Requests =
[a] Reproduce word for word the part of the passage on the image of Africa that opens with the words containing "Nevertheless, it is" and closes with "knowledge of Africa.".
[b] Format the records from their first line through the line containing "svg-text:2,500: 2,500 xyxy=(55,356,88,371)", both included, as a JSON list of strings with one string per line and blank lines omitted. Include only those lines.

Nevertheless, it is to be doubted if the popular image of the
so-called Dark Continent has been much affected by the
widening horizon of knowledge of Africa.
The fact is that the powerful forces which
seek to block the advance of the 280 millions of Africans
to a place of full equality in the world community and which
strive to maintain neo-colonialist or even overt colonial
domination and white supremacy rule in Africa, find it in
their interest to perpetuate the mythology of racial
inferiority.
Thus it is not simple ignorance of Africa,
but deliberate disparagement of the continent and its
people that Africanists and the Africana Project must
contend with. The foulest intellectual rubbish ever invented by
man is that of racial superiority and inferiority. We know now,
of course, that this distortion and fabrication of the image
of man was invented by the apostles of imperialism to salve
their conscience and justify their political, cultural and
economic domination of Africa.

Data listing =
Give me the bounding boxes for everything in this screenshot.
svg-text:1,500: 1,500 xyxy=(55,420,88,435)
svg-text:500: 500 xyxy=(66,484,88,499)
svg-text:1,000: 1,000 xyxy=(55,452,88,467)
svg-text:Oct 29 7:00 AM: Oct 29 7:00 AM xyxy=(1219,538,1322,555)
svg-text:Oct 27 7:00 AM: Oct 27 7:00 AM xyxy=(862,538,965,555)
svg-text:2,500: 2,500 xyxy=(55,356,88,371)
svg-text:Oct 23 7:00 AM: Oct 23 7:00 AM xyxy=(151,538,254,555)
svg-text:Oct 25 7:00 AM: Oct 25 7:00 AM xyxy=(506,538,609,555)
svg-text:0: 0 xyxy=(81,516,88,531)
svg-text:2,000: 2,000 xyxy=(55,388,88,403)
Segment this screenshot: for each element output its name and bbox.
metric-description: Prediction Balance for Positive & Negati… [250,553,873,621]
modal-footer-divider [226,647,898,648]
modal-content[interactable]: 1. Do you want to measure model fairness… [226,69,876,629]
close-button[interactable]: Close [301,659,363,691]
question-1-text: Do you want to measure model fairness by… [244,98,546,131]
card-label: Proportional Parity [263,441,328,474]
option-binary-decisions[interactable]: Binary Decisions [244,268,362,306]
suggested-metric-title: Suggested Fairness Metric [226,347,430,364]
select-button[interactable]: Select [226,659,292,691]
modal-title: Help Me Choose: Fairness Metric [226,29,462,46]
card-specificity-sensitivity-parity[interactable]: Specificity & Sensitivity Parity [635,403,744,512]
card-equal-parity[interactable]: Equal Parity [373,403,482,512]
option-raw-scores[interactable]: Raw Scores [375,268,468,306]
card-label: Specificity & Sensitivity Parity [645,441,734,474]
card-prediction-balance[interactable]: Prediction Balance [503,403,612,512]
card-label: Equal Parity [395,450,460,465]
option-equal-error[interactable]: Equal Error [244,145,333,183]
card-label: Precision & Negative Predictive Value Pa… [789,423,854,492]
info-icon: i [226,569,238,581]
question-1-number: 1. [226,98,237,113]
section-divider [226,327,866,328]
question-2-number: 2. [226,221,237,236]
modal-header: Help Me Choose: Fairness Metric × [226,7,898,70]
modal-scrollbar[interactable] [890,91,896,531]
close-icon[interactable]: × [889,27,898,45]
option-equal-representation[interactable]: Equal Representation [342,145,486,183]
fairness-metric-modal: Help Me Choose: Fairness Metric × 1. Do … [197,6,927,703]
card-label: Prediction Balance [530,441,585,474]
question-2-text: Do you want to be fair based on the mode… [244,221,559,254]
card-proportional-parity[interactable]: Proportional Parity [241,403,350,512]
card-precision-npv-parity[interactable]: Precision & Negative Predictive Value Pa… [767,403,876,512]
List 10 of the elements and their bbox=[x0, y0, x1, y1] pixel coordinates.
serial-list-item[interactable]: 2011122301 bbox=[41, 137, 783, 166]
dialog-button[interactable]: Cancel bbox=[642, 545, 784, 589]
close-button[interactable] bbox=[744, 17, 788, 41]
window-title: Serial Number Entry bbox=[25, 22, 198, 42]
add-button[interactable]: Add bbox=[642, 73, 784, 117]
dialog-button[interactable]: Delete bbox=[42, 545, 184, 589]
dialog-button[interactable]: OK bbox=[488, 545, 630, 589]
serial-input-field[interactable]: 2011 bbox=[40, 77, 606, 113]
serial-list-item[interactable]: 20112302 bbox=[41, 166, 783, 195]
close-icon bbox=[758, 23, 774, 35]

List of solutions =
[a]
Nevertheless, it is to be doubted if the popular image of the
so-called Dark Continent has been much affected by the
widening horizon of knowledge of Africa.

[b]
[
  "Give me the bounding boxes for everything in this screenshot.",
  "svg-text:1,500: 1,500 xyxy=(55,420,88,435)",
  "svg-text:500: 500 xyxy=(66,484,88,499)",
  "svg-text:1,000: 1,000 xyxy=(55,452,88,467)",
  "svg-text:Oct 29 7:00 AM: Oct 29 7:00 AM xyxy=(1219,538,1322,555)",
  "svg-text:Oct 27 7:00 AM: Oct 27 7:00 AM xyxy=(862,538,965,555)",
  "svg-text:2,500: 2,500 xyxy=(55,356,88,371)"
]